Question

Text To Column using RegEx

7 years ago
August 4, 2017
12 replies
104 views

parashari
132 replies

Hi,

I am using FME 2017.0 x64 and the input data is PostGIS data from server

So, there is a column in the table 'other_tags that contains strings as displayed. I want the values in the left of => to be the attribute name and the value in the right of => to be the value of that attribute. The two columns are separated by comma(,).

The catch is the attribute name are not in a certain order, so I found a bit of difficulty to create list.

Moreover, the values in the columns can be multiple, like surface could be- paved, unpaved, asphalt, grass and many more and since the workbench has to be used for multiple countries the string also cannot be defined.

Could there be some easy possible way to extract the values that can make workbench shorter and easier.

I tried string searcher with regex- surface"=>".*"$ but something is going wrong.

Thanks.

david_r
8354 replies
7 years ago
August 4, 2017

You say "as displayed" but I can't see anything other than your question, did you maybe forget to post a screenshot?

A concrete example of the text you want to split up would be very helpful in trying to help.

parashari
Author
132 replies
7 years ago
August 4, 2017

david_r wrote:

You say "as displayed" but I can't see anything other than your question, did you maybe forget to post a screenshot?

A concrete example of the text you want to split up would be very helpful in trying to help.

Hi David, I have attached the screenshot now.

pallegama
Contributor
25 replies
7 years ago
August 4, 2017

Hi @hellblazer,

Could you please provide some sample input data which will be helpful for providing a solution.

If the single attribute contains multiple values that you need to separate into new attributes, first you can use an AttributeSplitter to build a list.

However, as a reply to your RegEx question, you can pass the value in 'other_tags' into two new attributes (in this example have created 'att_name' and 'att_value') and use two StringReplacers to extract part before => as 'att_name' and part after => as 'att_value'. (Please see the attached workspace)

To extract value for 'att_name' you can use RegEx ^.*>

To extract value for 'att_value' RegEx is =>.*$

Then you can build the new attribute using 'att_name' and 'att_value'.

Note: FME is not directly supporting creating new attribute using a value of another attribute to use them within the workflow. However, you can create attribute in this manner and write them into final output using an SchemaSetter and setting the writer to Dynamic with "Schema From Schema Feature" as depicted in the attached sample workspace.

regex-sample.fmw

Regards,

Priyantha Pallegama

david_r
8354 replies
7 years ago
August 4, 2017

You can of course accomplish the same thing using transformers (e.g. AttributeSplitters etc), but here's a PythonCaller based solution that will create an attribute for each tag listed in "other_tags":

def SplitTags(feature):
    tags_str = feature.getAttribute('other_tags')
    if tags_str:
        # Split tags into key/value pairs in a dict
        tags = dict([x.split('=>') for x in tags_str.split(',')])

* **Provided material**

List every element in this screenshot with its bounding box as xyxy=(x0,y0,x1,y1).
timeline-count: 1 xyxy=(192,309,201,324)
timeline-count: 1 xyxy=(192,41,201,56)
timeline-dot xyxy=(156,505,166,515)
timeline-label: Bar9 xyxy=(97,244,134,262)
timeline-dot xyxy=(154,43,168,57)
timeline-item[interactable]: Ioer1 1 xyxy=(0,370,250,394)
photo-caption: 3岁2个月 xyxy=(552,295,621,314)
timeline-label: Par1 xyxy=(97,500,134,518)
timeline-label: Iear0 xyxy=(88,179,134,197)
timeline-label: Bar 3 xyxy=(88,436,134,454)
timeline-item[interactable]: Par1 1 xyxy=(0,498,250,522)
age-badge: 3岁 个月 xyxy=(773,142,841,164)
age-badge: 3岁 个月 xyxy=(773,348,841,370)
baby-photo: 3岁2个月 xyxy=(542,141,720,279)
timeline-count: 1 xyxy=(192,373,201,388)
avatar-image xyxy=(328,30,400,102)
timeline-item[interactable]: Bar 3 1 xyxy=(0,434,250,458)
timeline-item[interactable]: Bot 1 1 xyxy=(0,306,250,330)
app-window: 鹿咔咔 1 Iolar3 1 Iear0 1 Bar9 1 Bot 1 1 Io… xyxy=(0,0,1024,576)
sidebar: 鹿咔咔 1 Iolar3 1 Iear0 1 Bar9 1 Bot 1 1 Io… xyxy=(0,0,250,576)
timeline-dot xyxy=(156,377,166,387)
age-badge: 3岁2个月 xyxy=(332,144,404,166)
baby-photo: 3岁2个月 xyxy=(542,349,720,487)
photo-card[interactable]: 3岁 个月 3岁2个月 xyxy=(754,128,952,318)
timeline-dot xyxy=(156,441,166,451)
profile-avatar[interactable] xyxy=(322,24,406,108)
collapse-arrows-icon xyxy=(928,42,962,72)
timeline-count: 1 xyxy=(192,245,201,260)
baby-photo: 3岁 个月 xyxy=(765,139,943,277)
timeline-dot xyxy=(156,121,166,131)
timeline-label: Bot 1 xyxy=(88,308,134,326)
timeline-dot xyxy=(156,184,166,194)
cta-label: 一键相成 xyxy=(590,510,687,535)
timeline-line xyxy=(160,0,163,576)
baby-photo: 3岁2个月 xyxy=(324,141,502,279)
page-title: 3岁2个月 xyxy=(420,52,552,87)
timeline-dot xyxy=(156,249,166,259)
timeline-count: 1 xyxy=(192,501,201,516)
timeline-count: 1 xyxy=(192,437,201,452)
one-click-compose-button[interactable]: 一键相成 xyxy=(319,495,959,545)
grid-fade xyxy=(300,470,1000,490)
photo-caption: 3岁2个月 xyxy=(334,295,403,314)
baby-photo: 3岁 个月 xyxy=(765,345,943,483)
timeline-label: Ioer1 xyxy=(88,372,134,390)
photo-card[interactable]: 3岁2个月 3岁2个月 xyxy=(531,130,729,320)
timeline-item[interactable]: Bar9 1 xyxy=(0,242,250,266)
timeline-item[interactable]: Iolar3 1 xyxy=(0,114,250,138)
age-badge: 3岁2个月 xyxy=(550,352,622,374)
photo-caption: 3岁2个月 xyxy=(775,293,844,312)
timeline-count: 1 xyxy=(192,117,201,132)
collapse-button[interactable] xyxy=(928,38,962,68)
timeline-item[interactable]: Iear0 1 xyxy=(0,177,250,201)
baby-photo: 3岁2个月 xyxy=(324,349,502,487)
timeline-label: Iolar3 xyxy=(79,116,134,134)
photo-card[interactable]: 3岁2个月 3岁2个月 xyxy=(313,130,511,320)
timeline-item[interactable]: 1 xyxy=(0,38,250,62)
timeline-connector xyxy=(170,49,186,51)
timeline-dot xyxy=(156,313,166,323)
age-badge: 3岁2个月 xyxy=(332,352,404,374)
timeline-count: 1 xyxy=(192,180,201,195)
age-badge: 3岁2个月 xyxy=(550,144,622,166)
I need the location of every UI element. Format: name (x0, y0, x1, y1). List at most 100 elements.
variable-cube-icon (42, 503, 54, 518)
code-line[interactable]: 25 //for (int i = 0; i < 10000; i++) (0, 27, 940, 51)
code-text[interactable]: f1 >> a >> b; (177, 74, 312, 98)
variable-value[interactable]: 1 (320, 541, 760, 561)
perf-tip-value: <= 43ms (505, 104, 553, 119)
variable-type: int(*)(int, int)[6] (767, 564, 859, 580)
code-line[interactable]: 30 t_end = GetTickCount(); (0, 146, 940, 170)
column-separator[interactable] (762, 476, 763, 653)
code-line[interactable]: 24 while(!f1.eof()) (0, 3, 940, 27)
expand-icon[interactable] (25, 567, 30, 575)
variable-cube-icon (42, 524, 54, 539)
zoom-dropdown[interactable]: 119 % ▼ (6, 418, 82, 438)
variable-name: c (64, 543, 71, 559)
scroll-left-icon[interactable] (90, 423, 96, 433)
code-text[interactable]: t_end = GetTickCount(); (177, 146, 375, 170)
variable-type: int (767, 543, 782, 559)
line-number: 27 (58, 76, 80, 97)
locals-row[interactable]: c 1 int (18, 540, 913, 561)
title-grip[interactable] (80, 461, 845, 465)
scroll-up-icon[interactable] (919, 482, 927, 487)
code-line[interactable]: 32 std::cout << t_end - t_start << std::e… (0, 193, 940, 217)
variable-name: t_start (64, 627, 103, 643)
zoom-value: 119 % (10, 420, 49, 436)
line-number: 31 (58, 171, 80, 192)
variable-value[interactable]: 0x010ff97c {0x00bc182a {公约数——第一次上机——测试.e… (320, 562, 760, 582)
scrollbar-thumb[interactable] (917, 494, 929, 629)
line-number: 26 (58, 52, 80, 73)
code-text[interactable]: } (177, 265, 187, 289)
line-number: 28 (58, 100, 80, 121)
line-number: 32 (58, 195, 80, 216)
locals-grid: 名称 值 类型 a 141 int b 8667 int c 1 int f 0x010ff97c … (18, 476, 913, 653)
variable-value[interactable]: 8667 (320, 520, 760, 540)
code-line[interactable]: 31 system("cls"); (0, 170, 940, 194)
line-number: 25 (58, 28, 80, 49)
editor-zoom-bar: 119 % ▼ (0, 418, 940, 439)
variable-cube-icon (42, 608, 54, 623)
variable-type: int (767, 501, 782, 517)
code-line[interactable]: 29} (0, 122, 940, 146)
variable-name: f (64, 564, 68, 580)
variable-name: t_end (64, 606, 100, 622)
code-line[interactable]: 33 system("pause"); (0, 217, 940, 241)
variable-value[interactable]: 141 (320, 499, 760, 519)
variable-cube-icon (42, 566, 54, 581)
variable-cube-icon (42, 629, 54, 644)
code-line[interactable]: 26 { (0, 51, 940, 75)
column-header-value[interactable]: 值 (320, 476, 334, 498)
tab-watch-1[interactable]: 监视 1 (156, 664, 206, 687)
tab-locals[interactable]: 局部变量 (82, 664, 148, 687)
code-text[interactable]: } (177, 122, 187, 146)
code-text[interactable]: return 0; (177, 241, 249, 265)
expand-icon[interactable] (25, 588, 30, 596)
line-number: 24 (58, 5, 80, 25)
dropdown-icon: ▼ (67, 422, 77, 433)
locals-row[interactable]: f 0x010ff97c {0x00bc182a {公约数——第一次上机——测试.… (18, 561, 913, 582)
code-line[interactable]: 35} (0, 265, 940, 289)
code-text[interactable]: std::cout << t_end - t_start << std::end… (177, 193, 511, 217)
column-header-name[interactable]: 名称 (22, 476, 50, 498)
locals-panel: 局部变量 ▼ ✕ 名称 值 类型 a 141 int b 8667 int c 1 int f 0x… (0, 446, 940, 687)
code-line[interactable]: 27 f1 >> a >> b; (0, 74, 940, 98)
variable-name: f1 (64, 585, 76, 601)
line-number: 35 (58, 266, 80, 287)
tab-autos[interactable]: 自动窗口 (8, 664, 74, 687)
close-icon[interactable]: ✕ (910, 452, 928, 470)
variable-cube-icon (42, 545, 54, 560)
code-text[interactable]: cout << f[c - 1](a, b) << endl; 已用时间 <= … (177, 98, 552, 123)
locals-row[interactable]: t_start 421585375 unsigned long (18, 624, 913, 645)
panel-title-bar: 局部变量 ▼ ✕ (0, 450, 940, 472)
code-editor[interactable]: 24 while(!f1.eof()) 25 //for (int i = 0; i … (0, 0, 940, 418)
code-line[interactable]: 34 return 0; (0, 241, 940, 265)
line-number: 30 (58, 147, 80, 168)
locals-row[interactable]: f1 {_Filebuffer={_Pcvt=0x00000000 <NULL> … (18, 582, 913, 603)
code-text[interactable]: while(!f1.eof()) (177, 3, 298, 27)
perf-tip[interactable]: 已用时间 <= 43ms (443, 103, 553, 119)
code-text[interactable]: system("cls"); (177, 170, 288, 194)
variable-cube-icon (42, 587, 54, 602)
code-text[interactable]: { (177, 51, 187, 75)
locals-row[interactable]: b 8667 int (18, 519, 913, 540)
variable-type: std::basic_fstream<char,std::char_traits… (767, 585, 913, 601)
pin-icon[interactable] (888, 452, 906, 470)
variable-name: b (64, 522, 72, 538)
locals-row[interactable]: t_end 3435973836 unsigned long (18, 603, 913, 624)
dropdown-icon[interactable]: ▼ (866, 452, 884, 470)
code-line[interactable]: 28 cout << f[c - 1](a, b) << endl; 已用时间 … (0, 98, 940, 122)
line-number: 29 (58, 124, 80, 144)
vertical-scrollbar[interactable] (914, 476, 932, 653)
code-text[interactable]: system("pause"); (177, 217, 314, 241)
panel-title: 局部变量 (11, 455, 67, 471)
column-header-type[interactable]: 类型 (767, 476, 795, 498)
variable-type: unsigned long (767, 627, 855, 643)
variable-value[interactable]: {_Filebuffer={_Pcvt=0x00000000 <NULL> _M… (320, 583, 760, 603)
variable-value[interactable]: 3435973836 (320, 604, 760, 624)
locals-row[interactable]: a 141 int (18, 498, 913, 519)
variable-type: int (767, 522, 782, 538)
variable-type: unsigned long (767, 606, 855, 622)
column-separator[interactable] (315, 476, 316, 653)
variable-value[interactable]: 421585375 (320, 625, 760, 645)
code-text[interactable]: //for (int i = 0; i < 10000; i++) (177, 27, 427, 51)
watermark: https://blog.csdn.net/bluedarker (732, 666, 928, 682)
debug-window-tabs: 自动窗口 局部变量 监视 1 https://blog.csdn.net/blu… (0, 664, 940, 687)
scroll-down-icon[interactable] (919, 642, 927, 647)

* **Problem A**
Using the thread on splitting text with RegEx, decide whether each statement agrees with it. Answer yes or no for each, quoting the deciding words. (i) The poster works with FME 2017.0 x64 and PostGIS data from a server. (ii) The suggested RegEx for pulling out 'att_value' is ^.*> (iii) The attribute names always appear in the same order.
* **Problem B**
From the thread on splitting text with RegEx, reproduce the passage from "So, there is" up to and including "cannot be defined.".

* **Output A**
(i) Yes. "I am using FME 2017.0 x64 and the input data is PostGIS data from server"
(ii) No. "To extract value for 'att_value' RegEx is =>.*$"
(iii) No. "The catch is the attribute name are not in a certain order"

* **Output B**
So, there is a column in the table 'other_tags that contains strings as displayed. I want the values in the left of => to be the attribute name and the value in the right of => to be the value of that attribute. The two columns are separated by comma(,).

The catch is the attribute name are not in a certain order, so I found a bit of difficulty to create list.

Moreover, the values in the columns can be multiple, like surface could be- paved, unpaved, asphalt, grass and many more and since the workbench has to be used for multiple countries the string also cannot be defined.